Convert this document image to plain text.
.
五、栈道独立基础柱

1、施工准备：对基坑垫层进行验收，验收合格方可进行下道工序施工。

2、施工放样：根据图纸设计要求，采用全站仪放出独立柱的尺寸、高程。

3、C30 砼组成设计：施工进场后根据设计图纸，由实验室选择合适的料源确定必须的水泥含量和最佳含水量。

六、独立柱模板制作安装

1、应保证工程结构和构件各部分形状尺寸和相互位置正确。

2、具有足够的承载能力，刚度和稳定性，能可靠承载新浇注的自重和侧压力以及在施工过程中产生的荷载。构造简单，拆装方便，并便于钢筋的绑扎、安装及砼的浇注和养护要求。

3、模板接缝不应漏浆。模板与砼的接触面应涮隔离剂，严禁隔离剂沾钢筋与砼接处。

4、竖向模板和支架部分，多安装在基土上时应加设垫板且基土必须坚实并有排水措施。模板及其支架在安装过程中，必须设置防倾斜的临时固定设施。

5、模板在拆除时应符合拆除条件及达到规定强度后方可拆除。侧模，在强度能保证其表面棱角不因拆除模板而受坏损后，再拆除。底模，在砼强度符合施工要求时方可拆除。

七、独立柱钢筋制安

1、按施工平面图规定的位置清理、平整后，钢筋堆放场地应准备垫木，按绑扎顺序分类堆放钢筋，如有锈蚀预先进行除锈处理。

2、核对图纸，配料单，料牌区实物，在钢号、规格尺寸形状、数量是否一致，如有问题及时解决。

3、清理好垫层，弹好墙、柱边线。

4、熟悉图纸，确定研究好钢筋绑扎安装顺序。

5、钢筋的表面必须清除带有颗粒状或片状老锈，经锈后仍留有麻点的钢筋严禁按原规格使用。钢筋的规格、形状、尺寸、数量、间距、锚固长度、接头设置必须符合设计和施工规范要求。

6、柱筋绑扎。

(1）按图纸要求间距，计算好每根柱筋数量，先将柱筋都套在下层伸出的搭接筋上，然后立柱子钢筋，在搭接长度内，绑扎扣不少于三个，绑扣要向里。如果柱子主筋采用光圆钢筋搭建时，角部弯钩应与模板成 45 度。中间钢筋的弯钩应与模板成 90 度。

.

──────

◆ **Directions for this task**
All of the entries above need to be reproduced exactly.

◆ **Answer to this exercise**
Convert this document image to plain text.
.
五、栈道独立基础柱

1、施工准备：对基坑垫层进行验收，验收合格方可进行下道工序施工。

2、施工放样：根据图纸设计要求，采用全站仪放出独立柱的尺寸、高程。

3、C30 砼组成设计：施工进场后根据设计图纸，由实验室选择合适的料源确定必须的水泥含量和最佳含水量。

六、独立柱模板制作安装

1、应保证工程结构和构件各部分形状尺寸和相互位置正确。

2、具有足够的承载能力，刚度和稳定性，能可靠承载新浇注的自重和侧压力以及在施工过程中产生的荷载。构造简单，拆装方便，并便于钢筋的绑扎、安装及砼的浇注和养护要求。

3、模板接缝不应漏浆。模板与砼的接触面应涮隔离剂，严禁隔离剂沾钢筋与砼接处。

4、竖向模板和支架部分，多安装在基土上时应加设垫板且基土必须坚实并有排水措施。模板及其支架在安装过程中，必须设置防倾斜的临时固定设施。

5、模板在拆除时应符合拆除条件及达到规定强度后方可拆除。侧模，在强度能保证其表面棱角不因拆除模板而受坏损后，再拆除。底模，在砼强度符合施工要求时方可拆除。

七、独立柱钢筋制安

1、按施工平面图规定的位置清理、平整后，钢筋堆放场地应准备垫木，按绑扎顺序分类堆放钢筋，如有锈蚀预先进行除锈处理。

2、核对图纸，配料单，料牌区实物，在钢号、规格尺寸形状、数量是否一致，如有问题及时解决。

3、清理好垫层，弹好墙、柱边线。

4、熟悉图纸，确定研究好钢筋绑扎安装顺序。

5、钢筋的表面必须清除带有颗粒状或片状老锈，经锈后仍留有麻点的钢筋严禁按原规格使用。钢筋的规格、形状、尺寸、数量、间距、锚固长度、接头设置必须符合设计和施工规范要求。

6、柱筋绑扎。

(1）按图纸要求间距，计算好每根柱筋数量，先将柱筋都套在下层伸出的搭接筋上，然后立柱子钢筋，在搭接长度内，绑扎扣不少于三个，绑扣要向里。如果柱子主筋采用光圆钢筋搭建时，角部弯钩应与模板成 45 度。中间钢筋的弯钩应与模板成 90 度。

.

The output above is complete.